_TASK REQUIREMENTS_
Rewrite the listing below as a JSON array of strings, with one string per line and blank lines omitted.

# START OF DATA ROWS

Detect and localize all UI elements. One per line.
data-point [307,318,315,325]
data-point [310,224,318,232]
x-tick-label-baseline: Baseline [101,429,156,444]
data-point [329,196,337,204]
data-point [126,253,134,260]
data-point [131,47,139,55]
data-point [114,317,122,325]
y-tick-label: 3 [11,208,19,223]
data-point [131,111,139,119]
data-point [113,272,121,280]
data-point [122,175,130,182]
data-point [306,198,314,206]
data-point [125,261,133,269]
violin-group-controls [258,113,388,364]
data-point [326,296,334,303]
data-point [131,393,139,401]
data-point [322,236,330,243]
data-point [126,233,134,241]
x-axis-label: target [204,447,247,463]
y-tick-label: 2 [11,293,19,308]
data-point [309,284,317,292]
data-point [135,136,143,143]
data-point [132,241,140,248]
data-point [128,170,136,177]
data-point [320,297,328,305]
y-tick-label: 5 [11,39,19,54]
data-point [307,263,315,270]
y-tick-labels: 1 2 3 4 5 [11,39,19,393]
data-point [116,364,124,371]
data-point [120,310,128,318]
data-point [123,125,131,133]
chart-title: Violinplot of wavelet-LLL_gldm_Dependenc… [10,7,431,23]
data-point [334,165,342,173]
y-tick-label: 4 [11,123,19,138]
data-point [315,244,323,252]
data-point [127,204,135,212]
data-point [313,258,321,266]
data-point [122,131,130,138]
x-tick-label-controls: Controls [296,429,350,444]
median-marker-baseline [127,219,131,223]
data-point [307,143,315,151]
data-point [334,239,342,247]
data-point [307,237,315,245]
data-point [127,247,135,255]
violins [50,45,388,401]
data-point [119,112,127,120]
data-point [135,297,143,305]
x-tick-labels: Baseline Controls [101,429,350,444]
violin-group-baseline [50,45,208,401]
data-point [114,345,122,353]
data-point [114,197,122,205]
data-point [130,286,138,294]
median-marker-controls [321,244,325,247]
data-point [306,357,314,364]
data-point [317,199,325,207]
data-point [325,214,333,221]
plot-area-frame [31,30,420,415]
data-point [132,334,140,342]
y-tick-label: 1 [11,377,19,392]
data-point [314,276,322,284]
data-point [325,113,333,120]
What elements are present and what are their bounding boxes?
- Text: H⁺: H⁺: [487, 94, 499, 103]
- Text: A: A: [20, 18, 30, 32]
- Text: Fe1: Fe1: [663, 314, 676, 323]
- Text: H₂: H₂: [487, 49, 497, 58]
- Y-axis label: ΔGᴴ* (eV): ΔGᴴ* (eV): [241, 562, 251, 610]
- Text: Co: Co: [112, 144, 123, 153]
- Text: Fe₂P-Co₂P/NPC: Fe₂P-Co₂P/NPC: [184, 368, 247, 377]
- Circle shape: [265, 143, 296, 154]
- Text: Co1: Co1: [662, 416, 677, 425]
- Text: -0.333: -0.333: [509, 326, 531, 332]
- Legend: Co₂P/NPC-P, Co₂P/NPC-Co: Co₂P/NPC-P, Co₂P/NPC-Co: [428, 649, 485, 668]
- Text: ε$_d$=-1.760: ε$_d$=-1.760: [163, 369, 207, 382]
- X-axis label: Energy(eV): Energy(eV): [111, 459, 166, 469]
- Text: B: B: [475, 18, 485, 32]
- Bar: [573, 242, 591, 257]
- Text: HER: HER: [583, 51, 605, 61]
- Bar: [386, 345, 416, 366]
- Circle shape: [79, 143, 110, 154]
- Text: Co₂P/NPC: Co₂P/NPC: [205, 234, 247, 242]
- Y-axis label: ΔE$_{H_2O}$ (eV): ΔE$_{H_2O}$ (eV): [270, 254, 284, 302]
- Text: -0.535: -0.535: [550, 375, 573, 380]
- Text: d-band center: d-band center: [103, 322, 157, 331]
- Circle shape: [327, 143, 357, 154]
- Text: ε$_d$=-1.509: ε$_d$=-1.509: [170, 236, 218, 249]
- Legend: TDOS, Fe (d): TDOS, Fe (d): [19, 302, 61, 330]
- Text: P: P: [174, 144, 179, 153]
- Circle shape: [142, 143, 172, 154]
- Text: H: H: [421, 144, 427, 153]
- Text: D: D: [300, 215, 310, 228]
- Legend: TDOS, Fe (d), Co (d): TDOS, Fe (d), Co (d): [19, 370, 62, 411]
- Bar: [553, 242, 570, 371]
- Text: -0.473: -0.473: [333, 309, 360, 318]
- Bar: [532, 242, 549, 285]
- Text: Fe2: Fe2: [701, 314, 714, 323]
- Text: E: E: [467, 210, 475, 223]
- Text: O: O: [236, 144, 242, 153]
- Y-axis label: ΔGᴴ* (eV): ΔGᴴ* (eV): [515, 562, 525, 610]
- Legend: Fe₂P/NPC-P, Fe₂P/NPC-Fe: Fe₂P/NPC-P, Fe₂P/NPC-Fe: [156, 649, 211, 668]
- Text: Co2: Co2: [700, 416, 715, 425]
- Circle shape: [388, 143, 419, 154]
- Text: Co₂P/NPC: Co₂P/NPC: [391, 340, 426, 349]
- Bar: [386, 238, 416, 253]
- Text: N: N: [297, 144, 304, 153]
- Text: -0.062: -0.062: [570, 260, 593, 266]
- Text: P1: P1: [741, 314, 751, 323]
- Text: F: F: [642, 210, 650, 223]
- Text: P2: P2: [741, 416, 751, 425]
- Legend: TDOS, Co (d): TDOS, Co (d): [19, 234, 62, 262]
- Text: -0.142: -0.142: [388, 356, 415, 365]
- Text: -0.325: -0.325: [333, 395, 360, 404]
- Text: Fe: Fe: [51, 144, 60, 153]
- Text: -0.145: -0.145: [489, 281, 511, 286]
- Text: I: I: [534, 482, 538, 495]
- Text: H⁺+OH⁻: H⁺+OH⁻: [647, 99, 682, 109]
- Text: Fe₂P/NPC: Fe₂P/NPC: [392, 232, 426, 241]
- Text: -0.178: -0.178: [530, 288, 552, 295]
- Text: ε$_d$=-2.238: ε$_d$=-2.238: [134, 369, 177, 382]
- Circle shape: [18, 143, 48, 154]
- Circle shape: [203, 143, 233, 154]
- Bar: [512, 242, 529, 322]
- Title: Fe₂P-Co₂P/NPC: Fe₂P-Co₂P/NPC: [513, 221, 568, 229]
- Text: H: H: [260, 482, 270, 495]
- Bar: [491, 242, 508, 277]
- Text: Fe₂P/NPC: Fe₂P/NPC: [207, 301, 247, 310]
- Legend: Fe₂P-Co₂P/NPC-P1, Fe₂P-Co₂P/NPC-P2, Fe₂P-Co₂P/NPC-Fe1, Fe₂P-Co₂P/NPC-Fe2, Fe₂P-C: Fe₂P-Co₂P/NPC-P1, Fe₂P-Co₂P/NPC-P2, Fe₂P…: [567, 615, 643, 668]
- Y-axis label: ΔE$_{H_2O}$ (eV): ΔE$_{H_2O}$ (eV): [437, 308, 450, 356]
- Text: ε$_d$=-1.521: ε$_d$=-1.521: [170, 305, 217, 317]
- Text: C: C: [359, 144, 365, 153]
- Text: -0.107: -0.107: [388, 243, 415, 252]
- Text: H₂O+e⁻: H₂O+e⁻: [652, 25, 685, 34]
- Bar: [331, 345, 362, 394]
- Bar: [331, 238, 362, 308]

# END OF DATA ROWS

_TASK RESPONSE_
[
  "Detect and localize all UI elements. One per line.",
  "data-point [307,318,315,325]",
  "data-point [310,224,318,232]",
  "x-tick-label-baseline: Baseline [101,429,156,444]",
  "data-point [329,196,337,204]",
  "data-point [126,253,134,260]",
  "data-point [131,47,139,55]",
  "data-point [114,317,122,325]",
  "y-tick-label: 3 [11,208,19,223]",
  "data-point [131,111,139,119]",
  "data-point [113,272,121,280]",
  "data-point [122,175,130,182]",
  "data-point [306,198,314,206]",
  "data-point [125,261,133,269]",
  "violin-group-controls [258,113,388,364]",
  "data-point [326,296,334,303]",
  "data-point [131,393,139,401]",
  "data-point [322,236,330,243]",
  "data-point [126,233,134,241]",
  "x-axis-label: target [204,447,247,463]",
  "y-tick-label: 2 [11,293,19,308]",
  "data-point [309,284,317,292]",
  "data-point [135,136,143,143]",
  "data-point [132,241,140,248]",
  "data-point [128,170,136,177]",
  "data-point [320,297,328,305]",
  "y-tick-label: 5 [11,39,19,54]",
  "data-point [307,263,315,270]",
  "y-tick-labels: 1 2 3 4 5 [11,39,19,393]",
  "data-point [116,364,124,371]",
  "data-point [120,310,128,318]",
  "data-point [123,125,131,133]",
  "chart-title: Violinplot of wavelet-LLL_gldm_Dependenc… [10,7,431,23]",
  "data-point [334,165,342,173]",
  "y-tick-label: 4 [11,123,19,138]",
  "data-point [315,244,323,252]",
  "data-point [127,204,135,212]",
  "data-point [313,258,321,266]",
  "data-point [122,131,130,138]",
  "x-tick-label-controls: Controls [296,429,350,444]",
  "median-marker-baseline [127,219,131,223]",
  "data-point [307,143,315,151]",
  "data-point [334,239,342,247]",
  "data-point [307,237,315,245]",
  "data-point [127,247,135,255]",
  "violins [50,45,388,401]",
  "data-point [119,112,127,120]",
  "data-point [135,297,143,305]",
  "x-tick-labels: Baseline Controls [101,429,350,444]",
  "violin-group-baseline [50,45,208,401]",
  "data-point [114,345,122,353]",
  "data-point [114,197,122,205]",
  "data-point [130,286,138,294]",
  "median-marker-controls [321,244,325,247]",
  "data-point [306,357,314,364]",
  "data-point [317,199,325,207]",
  "data-point [325,214,333,221]",
  "plot-area-frame [31,30,420,415]",
  "data-point [132,334,140,342]",
  "y-tick-label: 1 [11,377,19,392]",
  "data-point [314,276,322,284]",
  "data-point [325,113,333,120]",
  "What elements are present and what are their bounding boxes?",
  "- Text: H⁺: H⁺: [487, 94, 499, 103]",
  "- Text: A: A: [20, 18, 30, 32]",
  "- Text: Fe1: Fe1: [663, 314, 676, 323]",
  "- Text: H₂: H₂: [487, 49, 497, 58]",
  "- Y-axis label: ΔGᴴ* (eV): ΔGᴴ* (eV): [241, 562, 251, 610]",
  "- Text: Co: Co: [112, 144, 123, 153]",
  "- Text: Fe₂P-Co₂P/NPC: Fe₂P-Co₂P/NPC: [184, 368, 247, 377]",
  "- Circle shape: [265, 143, 296, 154]",
  "- Text: Co1: Co1: [662, 416, 677, 425]",
  "- Text: -0.333: -0.333: [509, 326, 531, 332]",
  "- Legend: Co₂P/NPC-P, Co₂P/NPC-Co: Co₂P/NPC-P, Co₂P/NPC-Co: [428, 649, 485, 668]",
  "- Text: ε$_d$=-1.760: ε$_d$=-1.760: [163, 369, 207, 382]",
  "- X-axis label: Energy(eV): Energy(eV): [111, 459, 166, 469]",
  "- Text: B: B: [475, 18, 485, 32]",
  "- Bar: [573, 242, 591, 257]",
  "- Text: HER: HER: [583, 51, 605, 61]",
  "- Bar: [386, 345, 416, 366]",
  "- Circle shape: [79, 143, 110, 154]",
  "- Text: Co₂P/NPC: Co₂P/NPC: [205, 234, 247, 242]",
  "- Y-axis label: ΔE$_{H_2O}$ (eV): ΔE$_{H_2O}$ (eV): [270, 254, 284, 302]",
  "- Text: -0.535: -0.535: [550, 375, 573, 380]",
  "- Text: d-band center: d-band center: [103, 322, 157, 331]",
  "- Circle shape: [327, 143, 357, 154]",
  "- Text: ε$_d$=-1.509: ε$_d$=-1.509: [170, 236, 218, 249]",
  "- Legend: TDOS, Fe (d): TDOS, Fe (d): [19, 302, 61, 330]",
  "- Text: P: P: [174, 144, 179, 153]",
  "- Circle shape: [142, 143, 172, 154]",
  "- Text: H: H: [421, 144, 427, 153]",
  "- Text: D: D: [300, 215, 310, 228]",
  "- Legend: TDOS, Fe (d), Co (d): TDOS, Fe (d), Co (d): [19, 370, 62, 411]",
  "- Bar: [553, 242, 570, 371]",
  "- Text: -0.473: -0.473: [333, 309, 360, 318]",
  "- Bar: [532, 242, 549, 285]",
  "- Text: Fe2: Fe2: [701, 314, 714, 323]",
  "- Text: E: E: [467, 210, 475, 223]",
  "- Text: O: O: [236, 144, 242, 153]",
  "- Y-axis label: ΔGᴴ* (eV): ΔGᴴ* (eV): [515, 562, 525, 610]",
  "- Legend: Fe₂P/NPC-P, Fe₂P/NPC-Fe: Fe₂P/NPC-P, Fe₂P/NPC-Fe: [156, 649, 211, 668]",
  "- Text: Co2: Co2: [700, 416, 715, 425]",
  "- Circle shape: [388, 143, 419, 154]",
  "- Text: Co₂P/NPC: Co₂P/NPC: [391, 340, 426, 349]",
  "- Bar: [386, 238, 416, 253]",
  "- Text: N: N: [297, 144, 304, 153]",
  "- Text: -0.062: -0.062: [570, 260, 593, 266]",
  "- Text: P1: P1: [741, 314, 751, 323]",
  "- Text: F: F: [642, 210, 650, 223]",
  "- Text: P2: P2: [741, 416, 751, 425]",
  "- Legend: TDOS, Co (d): TDOS, Co (d): [19, 234, 62, 262]",
  "- Text: -0.142: -0.142: [388, 356, 415, 365]",
  "- Text: -0.325: -0.325: [333, 395, 360, 404]",
  "- Text: Fe: Fe: [51, 144, 60, 153]",
  "- Text: -0.145: -0.145: [489, 281, 511, 286]",
  "- Text: I: I: [534, 482, 538, 495]",
  "- Text: H⁺+OH⁻: H⁺+OH⁻: [647, 99, 682, 109]",
  "- Text: Fe₂P/NPC: Fe₂P/NPC: [392, 232, 426, 241]",
  "- Text: -0.178: -0.178: [530, 288, 552, 295]",
  "- Text: ε$_d$=-2.238: ε$_d$=-2.238: [134, 369, 177, 382]",
  "- Circle shape: [18, 143, 48, 154]",
  "- Circle shape: [203, 143, 233, 154]",
  "- Bar: [512, 242, 529, 322]",
  "- Title: Fe₂P-Co₂P/NPC: Fe₂P-Co₂P/NPC: [513, 221, 568, 229]",
  "- Text: H: H: [260, 482, 270, 495]",
  "- Bar: [491, 242, 508, 277]",
  "- Text: Fe₂P/NPC: Fe₂P/NPC: [207, 301, 247, 310]",
  "- Legend: Fe₂P-Co₂P/NPC-P1, Fe₂P-Co₂P/NPC-P2, Fe₂P-Co₂P/NPC-Fe1, Fe₂P-Co₂P/NPC-Fe2, Fe₂P-C: Fe₂P-Co₂P/NPC-P1, Fe₂P-Co₂P/NPC-P2, Fe₂P…: [567, 615, 643, 668]",
  "- Y-axis label: ΔE$_{H_2O}$ (eV): ΔE$_{H_2O}$ (eV): [437, 308, 450, 356]",
  "- Text: ε$_d$=-1.521: ε$_d$=-1.521: [170, 305, 217, 317]",
  "- Text: C: C: [359, 144, 365, 153]",
  "- Text: -0.107: -0.107: [388, 243, 415, 252]",
  "- Text: H₂O+e⁻: H₂O+e⁻: [652, 25, 685, 34]",
  "- Bar: [331, 345, 362, 394]",
  "- Bar: [331, 238, 362, 308]"
]